[Element box annotations]

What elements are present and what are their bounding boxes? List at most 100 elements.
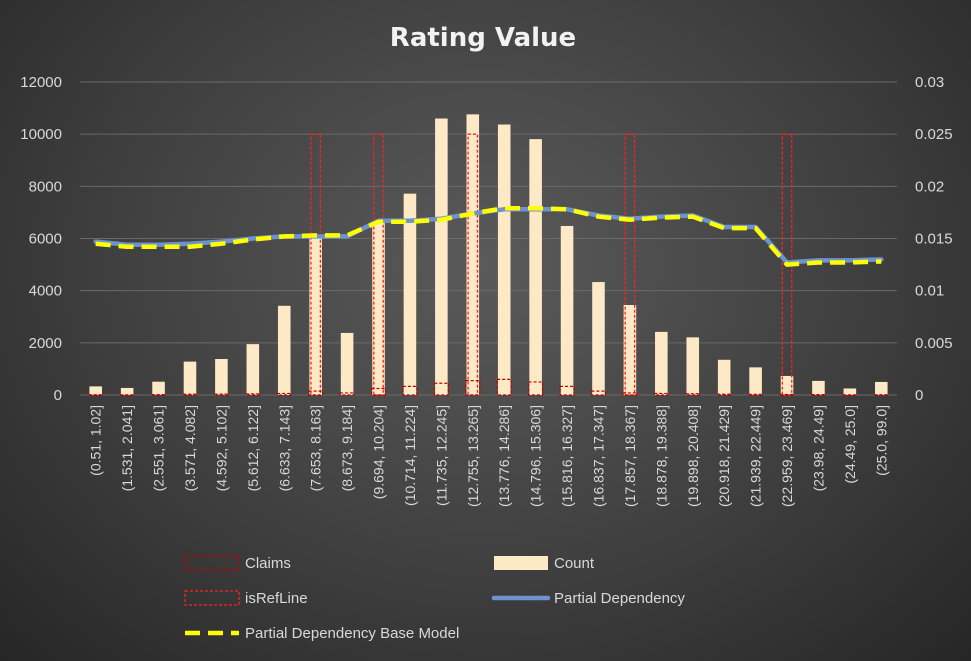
legend-label: Count bbox=[554, 555, 595, 572]
claims-bar bbox=[433, 382, 450, 396]
count-bar bbox=[749, 367, 762, 395]
claims-bar bbox=[527, 381, 544, 396]
partial-dependency-base-line bbox=[95, 205, 882, 267]
y-right-tick-label: 0.005 bbox=[915, 335, 953, 352]
x-category-label: (7.653, 8.163] bbox=[308, 405, 324, 491]
claims-bar bbox=[653, 392, 669, 396]
claims-bar bbox=[276, 392, 292, 396]
x-category-label: (17.857, 18.367] bbox=[622, 405, 638, 507]
claims-bar bbox=[873, 394, 889, 396]
claims-bar bbox=[779, 393, 795, 396]
claims-bar bbox=[590, 390, 607, 396]
x-category-label: (23.98, 24.49] bbox=[810, 405, 826, 491]
x-category-label: (25.0, 99.0] bbox=[873, 405, 889, 476]
x-category-label: (21.939, 22.449] bbox=[748, 405, 764, 507]
x-category-label: (3.571, 4.082] bbox=[182, 405, 198, 491]
x-category-label: (13.776, 14.286] bbox=[496, 405, 512, 507]
claims-bar bbox=[88, 394, 104, 396]
x-category-label: (15.816, 16.327] bbox=[559, 405, 575, 507]
x-category-label: (20.918, 21.429] bbox=[716, 405, 732, 507]
y-right-tick-label: 0.025 bbox=[915, 126, 953, 143]
x-category-label: (16.837, 17.347] bbox=[590, 405, 606, 507]
count-bar bbox=[309, 235, 322, 395]
count-bar bbox=[623, 305, 637, 395]
y-left-tick-label: 10000 bbox=[20, 126, 62, 143]
legend-label: Partial Dependency Base Model bbox=[245, 625, 459, 642]
isrefline-bar bbox=[467, 133, 479, 396]
claims-bar bbox=[213, 393, 230, 396]
claims-bar bbox=[245, 393, 261, 396]
count-bar bbox=[466, 114, 480, 396]
x-axis-categories: (0.51, 1.02] (1.531, 2.041] (2.551, 3.061]… bbox=[88, 405, 890, 507]
isrefline-bar bbox=[781, 133, 793, 396]
x-category-label: (10.714, 11.224] bbox=[402, 405, 418, 506]
count-bar bbox=[843, 388, 857, 395]
x-category-label: (11.735, 12.245] bbox=[433, 405, 449, 506]
y-left-tick-label: 4000 bbox=[29, 283, 62, 300]
isrefline-legend-swatch bbox=[184, 590, 240, 606]
count-bar bbox=[592, 282, 605, 395]
lines bbox=[93, 205, 884, 267]
count-bar bbox=[560, 225, 574, 395]
chart-title: Rating Value bbox=[390, 23, 576, 53]
count-bar bbox=[277, 305, 291, 395]
count-bar bbox=[215, 359, 228, 395]
isrefline-bar bbox=[624, 133, 636, 396]
claims-bar bbox=[716, 393, 732, 396]
y-axis-right: 0 0.005 0.01 0.015 0.02 0.025 0.03 bbox=[915, 74, 953, 404]
count-bar bbox=[183, 361, 197, 395]
x-category-label: (1.531, 2.041] bbox=[119, 405, 135, 491]
claims-bar bbox=[150, 394, 167, 396]
claims-bar bbox=[339, 392, 355, 396]
x-category-label: (5.612, 6.122] bbox=[245, 405, 261, 491]
y-left-tick-label: 2000 bbox=[29, 335, 62, 352]
count-bar bbox=[812, 380, 825, 395]
legend: Claims Count isRefLine Partial Dependency Pa… bbox=[184, 555, 685, 642]
count-bar bbox=[529, 139, 542, 395]
claims-legend-swatch bbox=[184, 555, 240, 571]
claims-bar bbox=[622, 392, 638, 396]
count-bar bbox=[372, 221, 385, 395]
x-category-label: (18.878, 19.388] bbox=[653, 405, 669, 507]
claims-bar bbox=[685, 393, 701, 396]
x-category-label: (6.633, 7.143] bbox=[276, 405, 292, 491]
y-right-tick-label: 0.015 bbox=[915, 231, 953, 248]
isrefline-bar bbox=[373, 133, 384, 396]
y-axis-left: 0 2000 4000 6000 8000 10000 12000 bbox=[20, 74, 62, 404]
claims-bar bbox=[559, 385, 575, 396]
x-category-label: (9.694, 10.204] bbox=[371, 405, 387, 499]
x-category-label: (22.959, 23.469] bbox=[779, 405, 795, 507]
x-category-label: (24.49, 25.0] bbox=[842, 405, 858, 484]
count-bar bbox=[497, 124, 511, 395]
count-bar bbox=[655, 331, 668, 395]
grid bbox=[80, 81, 897, 396]
count-bar bbox=[89, 386, 102, 395]
y-left-tick-label: 8000 bbox=[29, 178, 62, 195]
count-bar bbox=[120, 387, 134, 395]
y-right-tick-label: 0.03 bbox=[915, 74, 944, 91]
legend-label: Partial Dependency bbox=[554, 590, 685, 607]
claims-bar bbox=[496, 378, 512, 396]
x-category-label: (8.673, 9.184] bbox=[339, 405, 355, 491]
legend-label: Claims bbox=[245, 555, 291, 572]
claims-bar bbox=[402, 385, 418, 396]
claims-bar bbox=[810, 394, 827, 396]
count-legend-swatch bbox=[494, 556, 548, 570]
count-bar bbox=[152, 381, 165, 395]
count-bar bbox=[717, 359, 731, 395]
y-left-tick-label: 0 bbox=[54, 387, 62, 404]
x-category-label: (4.592, 5.102] bbox=[213, 405, 229, 491]
x-category-label: (12.755, 13.265] bbox=[465, 405, 481, 507]
x-category-label: (19.898, 20.408] bbox=[685, 405, 701, 507]
legend-label: isRefLine bbox=[245, 590, 308, 607]
count-bar bbox=[780, 375, 794, 395]
x-category-label: (0.51, 1.02] bbox=[88, 405, 104, 476]
count-bar bbox=[246, 344, 260, 395]
x-category-label: (2.551, 3.061] bbox=[151, 405, 167, 491]
count-bar bbox=[340, 332, 354, 395]
claims-bar bbox=[308, 390, 324, 396]
claims-bar bbox=[747, 393, 764, 396]
claims-bar bbox=[182, 393, 198, 396]
y-right-tick-label: 0.01 bbox=[915, 283, 944, 300]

- [Task]:
Change every "claims-bar" in the items above to "claim-bar", keeping all other text the same, and write the items out again without the pictures.

- [Correct answer]:
What elements are present and what are their bounding boxes? List at most 100 elements.
legend-label: Count bbox=[554, 555, 595, 572]
claim-bar bbox=[433, 382, 450, 396]
count-bar bbox=[749, 367, 762, 395]
claim-bar bbox=[527, 381, 544, 396]
partial-dependency-base-line bbox=[95, 205, 882, 267]
y-right-tick-label: 0.005 bbox=[915, 335, 953, 352]
x-category-label: (7.653, 8.163] bbox=[308, 405, 324, 491]
claim-bar bbox=[653, 392, 669, 396]
claim-bar bbox=[276, 392, 292, 396]
x-category-label: (17.857, 18.367] bbox=[622, 405, 638, 507]
claim-bar bbox=[873, 394, 889, 396]
claim-bar bbox=[779, 393, 795, 396]
claim-bar bbox=[590, 390, 607, 396]
x-category-label: (23.98, 24.49] bbox=[810, 405, 826, 491]
x-category-label: (25.0, 99.0] bbox=[873, 405, 889, 476]
x-category-label: (21.939, 22.449] bbox=[748, 405, 764, 507]
x-category-label: (3.571, 4.082] bbox=[182, 405, 198, 491]
x-category-label: (13.776, 14.286] bbox=[496, 405, 512, 507]
claim-bar bbox=[88, 394, 104, 396]
x-category-label: (15.816, 16.327] bbox=[559, 405, 575, 507]
x-category-label: (20.918, 21.429] bbox=[716, 405, 732, 507]
y-right-tick-label: 0.025 bbox=[915, 126, 953, 143]
x-category-label: (16.837, 17.347] bbox=[590, 405, 606, 507]
count-bar bbox=[309, 235, 322, 395]
count-bar bbox=[623, 305, 637, 395]
y-left-tick-label: 10000 bbox=[20, 126, 62, 143]
legend-label: Partial Dependency Base Model bbox=[245, 625, 459, 642]
isrefline-bar bbox=[467, 133, 479, 396]
claim-bar bbox=[213, 393, 230, 396]
claim-bar bbox=[245, 393, 261, 396]
count-bar bbox=[466, 114, 480, 396]
x-axis-categories: (0.51, 1.02] (1.531, 2.041] (2.551, 3.061]… bbox=[88, 405, 890, 507]
isrefline-bar bbox=[781, 133, 793, 396]
x-category-label: (10.714, 11.224] bbox=[402, 405, 418, 506]
count-bar bbox=[843, 388, 857, 395]
x-category-label: (11.735, 12.245] bbox=[433, 405, 449, 506]
y-left-tick-label: 4000 bbox=[29, 283, 62, 300]
isrefline-legend-swatch bbox=[184, 590, 240, 606]
count-bar bbox=[592, 282, 605, 395]
lines bbox=[93, 205, 884, 267]
count-bar bbox=[560, 225, 574, 395]
chart-title: Rating Value bbox=[390, 23, 576, 53]
count-bar bbox=[277, 305, 291, 395]
count-bar bbox=[215, 359, 228, 395]
isrefline-bar bbox=[624, 133, 636, 396]
claim-bar bbox=[716, 393, 732, 396]
y-axis-right: 0 0.005 0.01 0.015 0.02 0.025 0.03 bbox=[915, 74, 953, 404]
count-bar bbox=[183, 361, 197, 395]
x-category-label: (1.531, 2.041] bbox=[119, 405, 135, 491]
claim-bar bbox=[150, 394, 167, 396]
claim-bar bbox=[339, 392, 355, 396]
x-category-label: (5.612, 6.122] bbox=[245, 405, 261, 491]
y-left-tick-label: 2000 bbox=[29, 335, 62, 352]
count-bar bbox=[812, 380, 825, 395]
legend: Claims Count isRefLine Partial Dependency Pa… bbox=[184, 555, 685, 642]
count-bar bbox=[529, 139, 542, 395]
claims-legend-swatch bbox=[184, 555, 240, 571]
claim-bar bbox=[622, 392, 638, 396]
count-bar bbox=[372, 221, 385, 395]
x-category-label: (18.878, 19.388] bbox=[653, 405, 669, 507]
claim-bar bbox=[685, 393, 701, 396]
x-category-label: (6.633, 7.143] bbox=[276, 405, 292, 491]
y-right-tick-label: 0.015 bbox=[915, 231, 953, 248]
isrefline-bar bbox=[373, 133, 384, 396]
y-axis-left: 0 2000 4000 6000 8000 10000 12000 bbox=[20, 74, 62, 404]
claim-bar bbox=[559, 385, 575, 396]
x-category-label: (9.694, 10.204] bbox=[371, 405, 387, 499]
x-category-label: (22.959, 23.469] bbox=[779, 405, 795, 507]
x-category-label: (24.49, 25.0] bbox=[842, 405, 858, 484]
count-bar bbox=[497, 124, 511, 395]
count-bar bbox=[655, 331, 668, 395]
grid bbox=[80, 81, 897, 396]
count-bar bbox=[89, 386, 102, 395]
y-left-tick-label: 8000 bbox=[29, 178, 62, 195]
count-bar bbox=[120, 387, 134, 395]
y-right-tick-label: 0.03 bbox=[915, 74, 944, 91]
legend-label: Partial Dependency bbox=[554, 590, 685, 607]
claim-bar bbox=[496, 378, 512, 396]
x-category-label: (8.673, 9.184] bbox=[339, 405, 355, 491]
legend-label: Claims bbox=[245, 555, 291, 572]
claim-bar bbox=[402, 385, 418, 396]
claim-bar bbox=[810, 394, 827, 396]
count-legend-swatch bbox=[494, 556, 548, 570]
count-bar bbox=[152, 381, 165, 395]
count-bar bbox=[717, 359, 731, 395]
y-left-tick-label: 0 bbox=[54, 387, 62, 404]
x-category-label: (4.592, 5.102] bbox=[213, 405, 229, 491]
x-category-label: (12.755, 13.265] bbox=[465, 405, 481, 507]
x-category-label: (19.898, 20.408] bbox=[685, 405, 701, 507]
legend-label: isRefLine bbox=[245, 590, 308, 607]
count-bar bbox=[780, 375, 794, 395]
x-category-label: (0.51, 1.02] bbox=[88, 405, 104, 476]
count-bar bbox=[246, 344, 260, 395]
x-category-label: (2.551, 3.061] bbox=[151, 405, 167, 491]
count-bar bbox=[340, 332, 354, 395]
claim-bar bbox=[308, 390, 324, 396]
claim-bar bbox=[747, 393, 764, 396]
claim-bar bbox=[182, 393, 198, 396]
y-right-tick-label: 0.01 bbox=[915, 283, 944, 300]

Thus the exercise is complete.